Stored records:
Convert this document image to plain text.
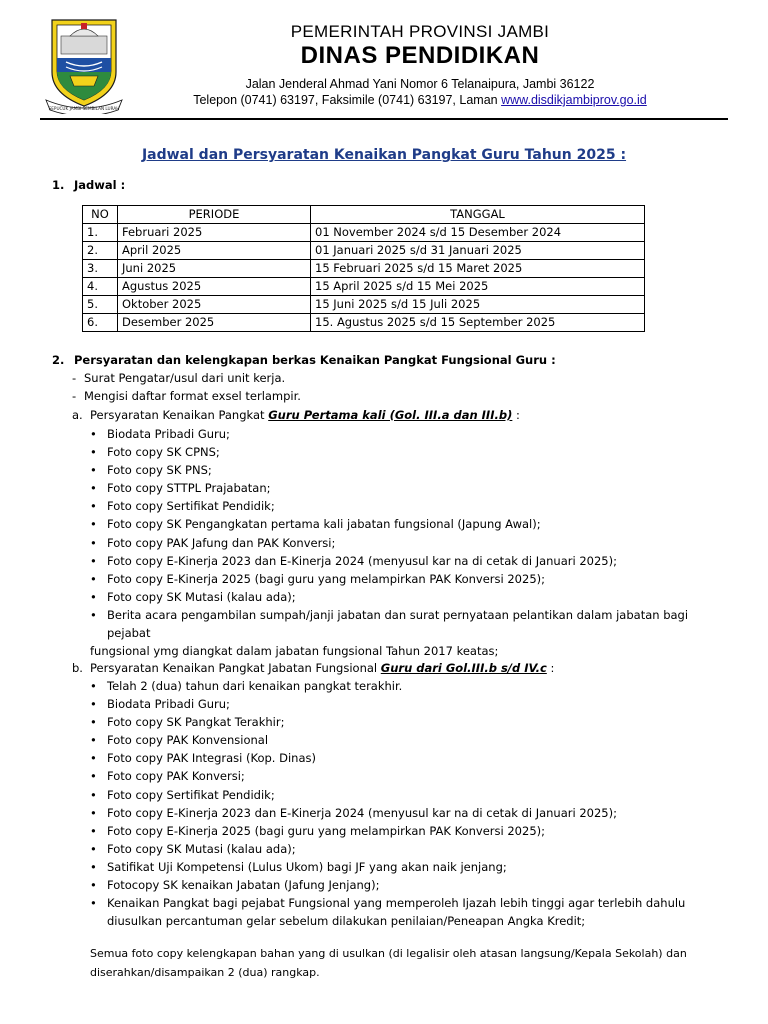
SEPUCUK JAMBI SEMBILAN LURAH
PEMERINTAH PROVINSI JAMBI
DINAS PENDIDIKAN
Jalan Jenderal Ahmad Yani Nomor 6 Telanaipura, Jambi 36122
Telepon (0741) 63197, Faksimile (0741) 63197, Laman www.disdikjambiprov.go.id
Jadwal dan Persyaratan Kenaikan Pangkat Guru Tahun 2025 :
1. Jadwal :
NO	PERIODE	TANGGAL
1.	Februari 2025	01 November 2024 s/d 15 Desember 2024
2.	April 2025	01 Januari 2025 s/d 31 Januari 2025
3.	Juni 2025	15 Februari 2025 s/d 15 Maret 2025
4.	Agustus 2025	15 April 2025 s/d 15 Mei 2025
5.	Oktober 2025	15 Juni 2025 s/d 15 Juli 2025
6.	Desember 2025	15. Agustus 2025 s/d 15 September 2025
2. Persyaratan dan kelengkapan berkas Kenaikan Pangkat Fungsional Guru :
- Surat Pengatar/usul dari unit kerja.
- Mengisi daftar format exsel terlampir.
a. Persyaratan Kenaikan Pangkat Guru Pertama kali (Gol. III.a dan III.b) :
• Biodata Pribadi Guru;
• Foto copy SK CPNS;
• Foto copy SK PNS;
• Foto copy STTPL Prajabatan;
• Foto copy Sertifikat Pendidik;
• Foto copy SK Pengangkatan pertama kali jabatan fungsional (Japung Awal);
• Foto copy PAK Jafung dan PAK Konversi;
• Foto copy E-Kinerja 2023 dan E-Kinerja 2024 (menyusul kar na di cetak di Januari 2025);
• Foto copy E-Kinerja 2025 (bagi guru yang melampirkan PAK Konversi 2025);
• Foto copy SK Mutasi (kalau ada);
• Berita acara pengambilan sumpah/janji jabatan dan surat pernyataan pelantikan dalam jabatan bagi pejabat
fungsional ymg diangkat dalam jabatan fungsional Tahun 2017 keatas;
b. Persyaratan Kenaikan Pangkat Jabatan Fungsional Guru dari Gol.III.b s/d IV.c :
• Telah 2 (dua) tahun dari kenaikan pangkat terakhir.
• Biodata Pribadi Guru;
• Foto copy SK Pangkat Terakhir;
• Foto copy PAK Konvensional
• Foto copy PAK Integrasi (Kop. Dinas)
• Foto copy PAK Konversi;
• Foto copy Sertifikat Pendidik;
• Foto copy E-Kinerja 2023 dan E-Kinerja 2024 (menyusul kar na di cetak di Januari 2025);
• Foto copy E-Kinerja 2025 (bagi guru yang melampirkan PAK Konversi 2025);
• Foto copy SK Mutasi (kalau ada);
• Satifikat Uji Kompetensi (Lulus Ukom) bagi JF yang akan naik jenjang;
• Fotocopy SK kenaikan Jabatan (Jafung Jenjang);
• Kenaikan Pangkat bagi pejabat Fungsional yang memperoleh Ijazah lebih tinggi agar terlebih dahulu
diusulkan percantuman gelar sebelum dilakukan penilaian/Peneapan Angka Kredit;
Semua foto copy kelengkapan bahan yang di usulkan (di legalisir oleh atasan langsung/Kepala Sekolah) dan
diserahkan/disampaikan 2 (dua) rangkap.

GIVEN REQUEST: Report how many lines of the records above contain the word "Jafung", and give only that number.

OUTPUT BELOW: 2